- **Stated goal**:
Write out all of the records precisely. Skip anything that is a picture.

-- begin Extracted records --

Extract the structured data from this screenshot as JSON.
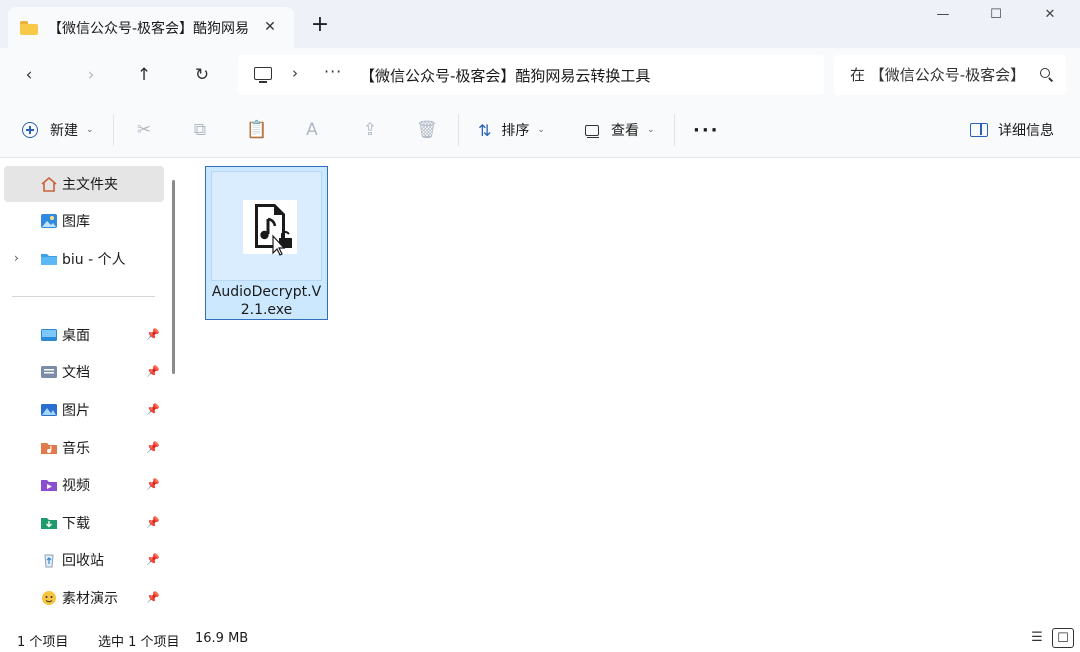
{
  "window": {
    "tab_title": "【微信公众号-极客会】酷狗网易云转换工具",
    "new_tab_glyph": "+",
    "close_tab_glyph": "✕",
    "minimize_glyph": "—",
    "maximize_glyph": "☐",
    "close_glyph": "✕"
  },
  "nav": {
    "back_glyph": "‹",
    "forward_glyph": "›",
    "up_glyph": "↑",
    "refresh_glyph": "↻"
  },
  "address": {
    "separator": "›",
    "more": "···",
    "path": "【微信公众号-极客会】酷狗网易云转换工具"
  },
  "search": {
    "placeholder": "在 【微信公众号-极客会】酷狗网易云转换工具 中搜索"
  },
  "toolbar": {
    "new_label": "新建",
    "sort_label": "排序",
    "view_label": "查看",
    "more_glyph": "···",
    "details_label": "详细信息",
    "chevron": "⌄",
    "cut_glyph": "✂",
    "copy_glyph": "⧉",
    "paste_glyph": "📋",
    "rename_glyph": "A",
    "share_glyph": "⇪",
    "delete_glyph": "🗑"
  },
  "sidebar": {
    "items": [
      {
        "label": "主文件夹",
        "icon": "home-icon"
      },
      {
        "label": "图库",
        "icon": "gallery-icon"
      },
      {
        "label": "biu - 个人",
        "icon": "onedrive-folder-icon"
      },
      {
        "label": "桌面",
        "icon": "desktop-icon",
        "pinned": true
      },
      {
        "label": "文档",
        "icon": "documents-icon",
        "pinned": true
      },
      {
        "label": "图片",
        "icon": "pictures-icon",
        "pinned": true
      },
      {
        "label": "音乐",
        "icon": "music-icon",
        "pinned": true
      },
      {
        "label": "视频",
        "icon": "videos-icon",
        "pinned": true
      },
      {
        "label": "下载",
        "icon": "downloads-icon",
        "pinned": true
      },
      {
        "label": "回收站",
        "icon": "recycle-bin-icon",
        "pinned": true
      },
      {
        "label": "素材演示",
        "icon": "custom-folder-icon",
        "pinned": true
      }
    ],
    "expand_glyph": "›",
    "pin_glyph": "📌"
  },
  "content": {
    "files": [
      {
        "name": "AudioDecrypt.V2.1.exe",
        "icon": "audio-file-icon",
        "selected": true
      }
    ]
  },
  "status": {
    "item_count": "1 个项目",
    "selection": "选中 1 个项目",
    "size": "16.9 MB"
  },
  "colors": {
    "accent": "#2a62b8",
    "selection_fill": "#cce8ff",
    "selection_border": "#2f6fbd",
    "titlebar_bg": "#eef2f8"
  }
}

-- end Extracted records --

- **Output**:
Extract the structured data from this screenshot as JSON.
{
  "window": {
    "tab_title": "【微信公众号-极客会】酷狗网易云转换工具",
    "new_tab_glyph": "+",
    "close_tab_glyph": "✕",
    "minimize_glyph": "—",
    "maximize_glyph": "☐",
    "close_glyph": "✕"
  },
  "nav": {
    "back_glyph": "‹",
    "forward_glyph": "›",
    "up_glyph": "↑",
    "refresh_glyph": "↻"
  },
  "address": {
    "separator": "›",
    "more": "···",
    "path": "【微信公众号-极客会】酷狗网易云转换工具"
  },
  "search": {
    "placeholder": "在 【微信公众号-极客会】酷狗网易云转换工具 中搜索"
  },
  "toolbar": {
    "new_label": "新建",
    "sort_label": "排序",
    "view_label": "查看",
    "more_glyph": "···",
    "details_label": "详细信息",
    "chevron": "⌄",
    "cut_glyph": "✂",
    "copy_glyph": "⧉",
    "paste_glyph": "📋",
    "rename_glyph": "A",
    "share_glyph": "⇪",
    "delete_glyph": "🗑"
  },
  "sidebar": {
    "items": [
      {
        "label": "主文件夹",
        "icon": "home-icon"
      },
      {
        "label": "图库",
        "icon": "gallery-icon"
      },
      {
        "label": "biu - 个人",
        "icon": "onedrive-folder-icon"
      },
      {
        "label": "桌面",
        "icon": "desktop-icon",
        "pinned": true
      },
      {
        "label": "文档",
        "icon": "documents-icon",
        "pinned": true
      },
      {
        "label": "图片",
        "icon": "pictures-icon",
        "pinned": true
      },
      {
        "label": "音乐",
        "icon": "music-icon",
        "pinned": true
      },
      {
        "label": "视频",
        "icon": "videos-icon",
        "pinned": true
      },
      {
        "label": "下载",
        "icon": "downloads-icon",
        "pinned": true
      },
      {
        "label": "回收站",
        "icon": "recycle-bin-icon",
        "pinned": true
      },
      {
        "label": "素材演示",
        "icon": "custom-folder-icon",
        "pinned": true
      }
    ],
    "expand_glyph": "›",
    "pin_glyph": "📌"
  },
  "content": {
    "files": [
      {
        "name": "AudioDecrypt.V2.1.exe",
        "icon": "audio-file-icon",
        "selected": true
      }
    ]
  },
  "status": {
    "item_count": "1 个项目",
    "selection": "选中 1 个项目",
    "size": "16.9 MB"
  },
  "colors": {
    "accent": "#2a62b8",
    "selection_fill": "#cce8ff",
    "selection_border": "#2f6fbd",
    "titlebar_bg": "#eef2f8"
  }
}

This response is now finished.